*Raw data:*

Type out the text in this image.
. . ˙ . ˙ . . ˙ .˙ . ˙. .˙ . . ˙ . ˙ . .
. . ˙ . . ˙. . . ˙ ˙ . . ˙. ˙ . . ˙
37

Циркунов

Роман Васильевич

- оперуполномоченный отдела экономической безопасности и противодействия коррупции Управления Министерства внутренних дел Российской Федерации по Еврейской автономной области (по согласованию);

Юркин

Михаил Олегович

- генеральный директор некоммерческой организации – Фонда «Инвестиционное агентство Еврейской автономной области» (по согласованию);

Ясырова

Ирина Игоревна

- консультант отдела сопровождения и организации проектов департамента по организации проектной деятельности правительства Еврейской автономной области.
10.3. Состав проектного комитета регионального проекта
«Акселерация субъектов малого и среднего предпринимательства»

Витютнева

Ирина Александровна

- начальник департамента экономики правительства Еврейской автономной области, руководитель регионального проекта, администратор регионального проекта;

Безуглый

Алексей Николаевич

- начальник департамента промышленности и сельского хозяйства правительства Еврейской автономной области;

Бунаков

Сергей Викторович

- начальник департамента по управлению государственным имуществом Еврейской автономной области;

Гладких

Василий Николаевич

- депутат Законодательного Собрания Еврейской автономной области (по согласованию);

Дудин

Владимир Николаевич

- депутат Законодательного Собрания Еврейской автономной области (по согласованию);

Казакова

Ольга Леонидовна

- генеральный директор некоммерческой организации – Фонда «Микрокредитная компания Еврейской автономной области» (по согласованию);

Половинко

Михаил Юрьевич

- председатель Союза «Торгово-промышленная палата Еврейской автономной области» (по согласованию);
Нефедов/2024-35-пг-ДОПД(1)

*Instruction:* The full set of records should be duplicated exactly.

*Correct output:*
Type out the text in this image.
. . ˙ . ˙ . . ˙ .˙ . ˙. .˙ . . ˙ . ˙ . .
. . ˙ . . ˙. . . ˙ ˙ . . ˙. ˙ . . ˙
37

Циркунов

Роман Васильевич

- оперуполномоченный отдела экономической безопасности и противодействия коррупции Управления Министерства внутренних дел Российской Федерации по Еврейской автономной области (по согласованию);

Юркин

Михаил Олегович

- генеральный директор некоммерческой организации – Фонда «Инвестиционное агентство Еврейской автономной области» (по согласованию);

Ясырова

Ирина Игоревна

- консультант отдела сопровождения и организации проектов департамента по организации проектной деятельности правительства Еврейской автономной области.
10.3. Состав проектного комитета регионального проекта
«Акселерация субъектов малого и среднего предпринимательства»

Витютнева

Ирина Александровна

- начальник департамента экономики правительства Еврейской автономной области, руководитель регионального проекта, администратор регионального проекта;

Безуглый

Алексей Николаевич

- начальник департамента промышленности и сельского хозяйства правительства Еврейской автономной области;

Бунаков

Сергей Викторович

- начальник департамента по управлению государственным имуществом Еврейской автономной области;

Гладких

Василий Николаевич

- депутат Законодательного Собрания Еврейской автономной области (по согласованию);

Дудин

Владимир Николаевич

- депутат Законодательного Собрания Еврейской автономной области (по согласованию);

Казакова

Ольга Леонидовна

- генеральный директор некоммерческой организации – Фонда «Микрокредитная компания Еврейской автономной области» (по согласованию);

Половинко

Михаил Юрьевич

- председатель Союза «Торгово-промышленная палата Еврейской автономной области» (по согласованию);
Нефедов/2024-35-пг-ДОПД(1)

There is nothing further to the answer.